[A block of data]
• • • •

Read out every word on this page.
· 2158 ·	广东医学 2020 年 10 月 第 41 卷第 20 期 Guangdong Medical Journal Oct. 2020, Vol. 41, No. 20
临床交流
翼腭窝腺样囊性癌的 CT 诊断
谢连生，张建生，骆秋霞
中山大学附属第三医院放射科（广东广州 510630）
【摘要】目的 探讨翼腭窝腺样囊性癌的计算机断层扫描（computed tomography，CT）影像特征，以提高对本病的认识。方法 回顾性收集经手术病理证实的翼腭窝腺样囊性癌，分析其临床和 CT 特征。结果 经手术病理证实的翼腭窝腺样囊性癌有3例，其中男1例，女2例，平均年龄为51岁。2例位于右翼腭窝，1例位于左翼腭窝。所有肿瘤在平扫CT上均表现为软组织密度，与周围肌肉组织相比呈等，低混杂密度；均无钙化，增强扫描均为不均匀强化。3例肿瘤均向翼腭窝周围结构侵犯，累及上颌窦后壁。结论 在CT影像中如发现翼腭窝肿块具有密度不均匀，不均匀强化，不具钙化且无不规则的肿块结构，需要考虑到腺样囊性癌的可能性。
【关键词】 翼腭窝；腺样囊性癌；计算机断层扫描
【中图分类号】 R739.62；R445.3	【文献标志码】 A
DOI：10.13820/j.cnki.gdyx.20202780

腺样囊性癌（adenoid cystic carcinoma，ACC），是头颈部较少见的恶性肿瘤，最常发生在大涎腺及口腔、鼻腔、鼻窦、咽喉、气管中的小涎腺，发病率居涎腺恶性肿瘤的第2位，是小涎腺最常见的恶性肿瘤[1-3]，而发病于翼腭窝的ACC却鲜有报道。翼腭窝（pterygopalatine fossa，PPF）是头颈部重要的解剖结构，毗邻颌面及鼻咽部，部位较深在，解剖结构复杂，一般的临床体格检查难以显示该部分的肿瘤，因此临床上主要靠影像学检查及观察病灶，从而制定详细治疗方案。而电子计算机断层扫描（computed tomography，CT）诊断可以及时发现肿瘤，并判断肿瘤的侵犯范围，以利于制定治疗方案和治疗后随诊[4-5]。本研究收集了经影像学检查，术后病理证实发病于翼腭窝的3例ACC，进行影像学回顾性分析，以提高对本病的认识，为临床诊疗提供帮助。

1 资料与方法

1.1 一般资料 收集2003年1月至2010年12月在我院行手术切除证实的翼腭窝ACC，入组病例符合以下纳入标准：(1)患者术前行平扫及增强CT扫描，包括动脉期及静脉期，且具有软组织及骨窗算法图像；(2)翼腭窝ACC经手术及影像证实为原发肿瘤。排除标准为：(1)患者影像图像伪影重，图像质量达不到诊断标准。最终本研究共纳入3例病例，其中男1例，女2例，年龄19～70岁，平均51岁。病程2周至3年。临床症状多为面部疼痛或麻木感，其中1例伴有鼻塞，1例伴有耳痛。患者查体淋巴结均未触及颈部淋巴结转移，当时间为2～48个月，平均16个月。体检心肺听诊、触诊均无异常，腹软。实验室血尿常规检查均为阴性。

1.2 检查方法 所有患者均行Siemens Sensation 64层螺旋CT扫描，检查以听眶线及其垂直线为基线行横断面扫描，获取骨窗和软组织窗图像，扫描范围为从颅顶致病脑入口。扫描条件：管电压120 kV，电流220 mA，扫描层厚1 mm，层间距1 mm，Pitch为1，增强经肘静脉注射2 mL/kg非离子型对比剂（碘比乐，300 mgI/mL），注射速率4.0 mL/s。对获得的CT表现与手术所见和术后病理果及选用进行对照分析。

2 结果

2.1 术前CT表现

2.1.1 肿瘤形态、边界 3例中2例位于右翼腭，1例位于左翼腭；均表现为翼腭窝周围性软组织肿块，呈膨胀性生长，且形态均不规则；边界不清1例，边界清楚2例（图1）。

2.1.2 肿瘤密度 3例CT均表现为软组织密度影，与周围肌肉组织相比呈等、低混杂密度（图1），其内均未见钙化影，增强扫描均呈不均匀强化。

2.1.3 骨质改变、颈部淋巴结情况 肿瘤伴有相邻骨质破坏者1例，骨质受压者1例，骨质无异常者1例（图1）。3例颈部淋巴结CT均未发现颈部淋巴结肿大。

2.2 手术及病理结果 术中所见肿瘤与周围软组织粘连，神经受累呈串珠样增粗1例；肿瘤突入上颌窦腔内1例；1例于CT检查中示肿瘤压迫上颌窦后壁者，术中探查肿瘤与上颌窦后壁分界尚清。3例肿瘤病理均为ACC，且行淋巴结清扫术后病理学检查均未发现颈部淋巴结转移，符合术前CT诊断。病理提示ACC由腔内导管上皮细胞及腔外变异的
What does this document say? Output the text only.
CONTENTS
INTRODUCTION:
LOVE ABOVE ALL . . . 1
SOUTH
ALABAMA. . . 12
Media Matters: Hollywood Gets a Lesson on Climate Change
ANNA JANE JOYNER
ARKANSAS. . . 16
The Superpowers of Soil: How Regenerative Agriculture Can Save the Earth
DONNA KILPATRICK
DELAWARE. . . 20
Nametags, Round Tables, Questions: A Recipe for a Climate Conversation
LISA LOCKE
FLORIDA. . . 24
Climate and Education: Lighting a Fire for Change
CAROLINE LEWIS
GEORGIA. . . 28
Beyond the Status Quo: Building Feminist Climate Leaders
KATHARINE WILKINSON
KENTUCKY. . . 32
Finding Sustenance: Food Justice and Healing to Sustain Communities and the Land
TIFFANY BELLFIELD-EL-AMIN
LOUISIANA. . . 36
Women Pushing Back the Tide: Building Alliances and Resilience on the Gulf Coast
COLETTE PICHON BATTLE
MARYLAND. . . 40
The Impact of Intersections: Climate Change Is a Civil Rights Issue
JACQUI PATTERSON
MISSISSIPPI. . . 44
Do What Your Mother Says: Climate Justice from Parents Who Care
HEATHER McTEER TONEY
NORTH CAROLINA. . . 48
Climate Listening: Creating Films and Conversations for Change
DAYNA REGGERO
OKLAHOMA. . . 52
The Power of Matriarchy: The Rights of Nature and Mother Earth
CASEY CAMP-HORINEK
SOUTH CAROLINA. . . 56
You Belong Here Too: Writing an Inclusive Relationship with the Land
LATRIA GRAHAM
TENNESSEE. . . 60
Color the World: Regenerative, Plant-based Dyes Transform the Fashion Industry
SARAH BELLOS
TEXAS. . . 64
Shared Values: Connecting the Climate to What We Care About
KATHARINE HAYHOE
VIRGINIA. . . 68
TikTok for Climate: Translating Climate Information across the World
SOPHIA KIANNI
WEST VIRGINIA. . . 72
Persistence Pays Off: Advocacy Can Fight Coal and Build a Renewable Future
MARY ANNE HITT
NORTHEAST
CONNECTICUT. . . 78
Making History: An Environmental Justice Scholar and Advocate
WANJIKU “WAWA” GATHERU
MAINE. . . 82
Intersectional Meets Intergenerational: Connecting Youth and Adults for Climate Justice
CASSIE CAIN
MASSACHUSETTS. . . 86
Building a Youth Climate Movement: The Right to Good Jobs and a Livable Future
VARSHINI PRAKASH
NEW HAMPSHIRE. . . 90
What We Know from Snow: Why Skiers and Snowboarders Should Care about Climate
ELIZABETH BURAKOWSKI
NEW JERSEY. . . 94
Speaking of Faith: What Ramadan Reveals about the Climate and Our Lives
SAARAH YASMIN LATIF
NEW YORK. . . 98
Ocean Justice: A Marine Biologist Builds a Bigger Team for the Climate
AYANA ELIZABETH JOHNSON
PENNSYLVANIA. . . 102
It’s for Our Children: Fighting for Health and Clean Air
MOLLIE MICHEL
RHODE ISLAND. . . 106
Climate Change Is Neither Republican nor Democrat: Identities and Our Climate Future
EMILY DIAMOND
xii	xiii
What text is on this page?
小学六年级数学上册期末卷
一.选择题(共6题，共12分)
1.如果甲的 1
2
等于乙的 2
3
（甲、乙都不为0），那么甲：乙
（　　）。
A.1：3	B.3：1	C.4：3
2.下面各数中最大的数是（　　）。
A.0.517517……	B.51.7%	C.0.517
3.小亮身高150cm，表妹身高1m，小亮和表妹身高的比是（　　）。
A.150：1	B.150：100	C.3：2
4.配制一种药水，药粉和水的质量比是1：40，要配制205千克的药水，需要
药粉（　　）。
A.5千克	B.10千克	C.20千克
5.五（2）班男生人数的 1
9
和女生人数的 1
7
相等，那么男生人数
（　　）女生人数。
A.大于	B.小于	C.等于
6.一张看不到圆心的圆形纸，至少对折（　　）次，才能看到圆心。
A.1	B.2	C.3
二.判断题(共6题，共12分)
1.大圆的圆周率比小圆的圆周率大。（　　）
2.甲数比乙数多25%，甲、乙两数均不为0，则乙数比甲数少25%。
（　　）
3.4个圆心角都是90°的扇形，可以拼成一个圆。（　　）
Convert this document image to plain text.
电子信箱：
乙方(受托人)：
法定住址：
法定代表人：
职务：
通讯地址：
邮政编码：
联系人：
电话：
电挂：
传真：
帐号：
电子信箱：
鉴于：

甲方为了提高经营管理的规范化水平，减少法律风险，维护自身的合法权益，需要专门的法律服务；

• • • •

Work to complete
Copy out each line of the data containing the string "Connecting".

Answer to this exercise
Shared Values: Connecting the Climate to What We Care About
Intersectional Meets Intergenerational: Connecting Youth and Adults for Climate Justice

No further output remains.